▸ Passage to read
# Sentiment Analysis (sub-sentence level)

## Inference pipeline - Proof of concept

## Load imports and models

In [155]:
from flair.data import Sentence
from flair.models import MultiTagger
from flair.models import TextClassifier
from colorama import Fore

In [156]:
# load the 'chunk' and POS taggers
tagger = MultiTagger.load(['chunk-fast', 'pos-fast'])

2021-03-11 13:21:24,330 --------------------------------------------------------------------------------
2021-03-11 13:21:24,333 The model key 'chunk-fast' now maps to 'https://huggingface.co/flair/chunk-english-fast' on the HuggingFace ModelHub
2021-03-11 13:21:24,334  - The most current version of the model is automatically downloaded from there.
2021-03-11 13:21:24,337  - (you can alternatively manually download the original model at https://nlp.informatik.hu-berlin.de/resources/models/chunk-fast/en-chunk-conll2000-fast-v0.4.pt)
2021-03-11 13:21:24,338 --------------------------------------------------------------------------------
2021-03-11 13:21:24,684 loading file /Users/ike/.flair/models/chunk-english-fast/be3a207f4993dd6d174d5083341a717d371ec16f721358e7a4d72158ebab28a6.a7f897d05c83e618a8235bbb7ddfca5a79d2daefb8a97c776eb73f97dbaea508
2021-03-11 13:21:26,587 --------------------------------------------------------------------------------
2021-03-11 13:21:26,588 The model key 'po

In [157]:
# load sentiment tagger
classifier = TextClassifier.load('sentiment')

▸ Objectives
**a.** In the sentiment analysis notebook, explain where the 'chunk-fast' model is fetched from and why downloading it by hand is not required.
**b.** Which two model keys are passed to MultiTagger.load in the sentiment analysis notebook?
**c.** Write the next part of the sentiment analysis notebook, picking up after its last line.
The rows that come next are taken from a different source.

▸ Record excerpts
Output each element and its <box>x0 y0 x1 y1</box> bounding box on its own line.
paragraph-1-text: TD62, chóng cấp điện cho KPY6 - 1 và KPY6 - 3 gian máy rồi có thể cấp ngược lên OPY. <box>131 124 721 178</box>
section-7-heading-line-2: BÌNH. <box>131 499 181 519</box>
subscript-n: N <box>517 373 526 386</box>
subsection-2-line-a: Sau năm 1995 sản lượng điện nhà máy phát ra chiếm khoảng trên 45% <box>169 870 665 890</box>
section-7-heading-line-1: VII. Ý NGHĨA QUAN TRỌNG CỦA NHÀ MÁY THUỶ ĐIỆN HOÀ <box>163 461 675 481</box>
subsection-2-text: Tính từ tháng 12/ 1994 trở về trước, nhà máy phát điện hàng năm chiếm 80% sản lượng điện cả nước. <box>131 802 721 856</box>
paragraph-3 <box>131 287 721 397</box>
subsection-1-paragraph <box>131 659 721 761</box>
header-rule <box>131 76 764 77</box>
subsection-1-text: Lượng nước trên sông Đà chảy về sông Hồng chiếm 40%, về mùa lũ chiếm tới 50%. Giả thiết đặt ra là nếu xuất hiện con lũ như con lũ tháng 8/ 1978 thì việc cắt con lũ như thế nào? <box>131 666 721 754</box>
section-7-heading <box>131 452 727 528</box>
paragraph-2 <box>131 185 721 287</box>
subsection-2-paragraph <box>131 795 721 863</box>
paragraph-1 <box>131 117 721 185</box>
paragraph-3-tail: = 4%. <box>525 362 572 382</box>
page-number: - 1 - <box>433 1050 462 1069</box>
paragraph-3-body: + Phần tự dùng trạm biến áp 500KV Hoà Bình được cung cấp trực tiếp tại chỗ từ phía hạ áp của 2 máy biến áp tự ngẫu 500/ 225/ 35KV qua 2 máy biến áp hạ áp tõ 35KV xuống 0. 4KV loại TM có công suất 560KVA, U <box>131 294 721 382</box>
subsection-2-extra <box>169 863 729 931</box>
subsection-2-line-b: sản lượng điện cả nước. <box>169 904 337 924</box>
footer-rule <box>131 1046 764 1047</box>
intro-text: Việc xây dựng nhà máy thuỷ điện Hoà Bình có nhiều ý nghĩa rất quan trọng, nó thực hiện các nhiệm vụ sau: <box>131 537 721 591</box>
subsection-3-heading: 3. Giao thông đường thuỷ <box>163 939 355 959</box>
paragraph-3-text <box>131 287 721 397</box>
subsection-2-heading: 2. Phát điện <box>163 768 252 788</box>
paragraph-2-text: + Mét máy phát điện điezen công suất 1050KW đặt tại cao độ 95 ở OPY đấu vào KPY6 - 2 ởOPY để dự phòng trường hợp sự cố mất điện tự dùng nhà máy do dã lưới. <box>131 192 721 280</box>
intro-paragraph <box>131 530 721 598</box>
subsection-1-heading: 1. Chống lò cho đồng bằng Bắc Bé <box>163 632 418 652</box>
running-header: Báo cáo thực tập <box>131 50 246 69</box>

▸ Results
**a.** The key 'chunk-fast' now maps to https://huggingface.co/flair/chunk-english-fast on the HuggingFace ModelHub, and the most current version of the model is downloaded from there automatically. Downloading the original model manually from the nlp.informatik.hu-berlin.de address is offered only as an alternative.

**b.** 'chunk-fast' and 'pos-fast'.

**c.**
2021-03-11 13:21:28,742 loading file /Users/ike/.flair/models/sentiment-en-mix-distillbert_4.pt


## Create input sentence

In [158]:
# choose a sentence
text = 'I love Bamboo HR, but interviews make me nervous'

# text = 'I think sentiment analysis is really cool but maybe too cool'
# text = 'I like the Samsung smart watch because it is sleek and durable'

sentence = Sentence(text)

## Process text

In [159]:
# run NER over sentence
tagger.predict(sentence)

In [160]:
# check prediction
print(sentence)

Sentence: "I love Bamboo HR , but interviews make me nervous"   [− Tokens: 10  − Token-Labels: "I <S-NP/PRP> love <S-VP/VBP> Bamboo <B-NP/NNP> HR <E-NP/NNP> , <,> but <CC> interviews <S-NP/NNS> make <S-VP/VBP> me <S-NP/PRP> nervous <S-ADJP/JJ>"]


In [161]:
def get_conjunctions(sentence):
    '''
    Takes Sentence object as input
    Returns pos (list), has_conjunction (boolean), break (integer list)
    '''
    pos = [span.tag for span in sentence.get_spans('pos-fast')]
    has_conjunction = 'CC' in pos
    breaks = []
    if has_conjunction:
        for i, val in enumerate(pos):
            if val == 'CC':
                breaks.append(i)
    return pos, has_conjunction, breaks

In [162]:
pos, has_conjunction, breaks = get_conjunctions(sentence)

In [163]:
print(pos)
print(has_conjunction)
print(breaks)

['PRP', 'VBP', 'NNP', 'NNP', ',', 'CC', 'NNS', 'VBP', 'PRP', 'JJ']
True
[5]


## Break sentence into pieces

In [164]:
def combine_spans(spans):
    '''
    Takes several spans as input
    Text only string as output
    '''
    text = [text.to_original_text() for text in spans]
    return ' '.join(text)

In [165]:
# Logic to break up sentence into pieces based on heuristic
# currently achieved by breaking on conjunctions

parts = []
spans = sentence.get_spans('pos-fast')
current_break = 0

for next_cc in breaks:
    before_cc = spans[current_break:next_cc]
    cc = spans[next_cc]
    parts.append({'type': 'phrase', 'text': combine_spans(before_cc)})
    parts.append({'type': 'conjunction', 'text': cc.text})
    current_break = next_cc

last_part = spans[breaks[-1]+1:]
parts.append({'type': 'phrase', 'text': combine_spans(last_part)})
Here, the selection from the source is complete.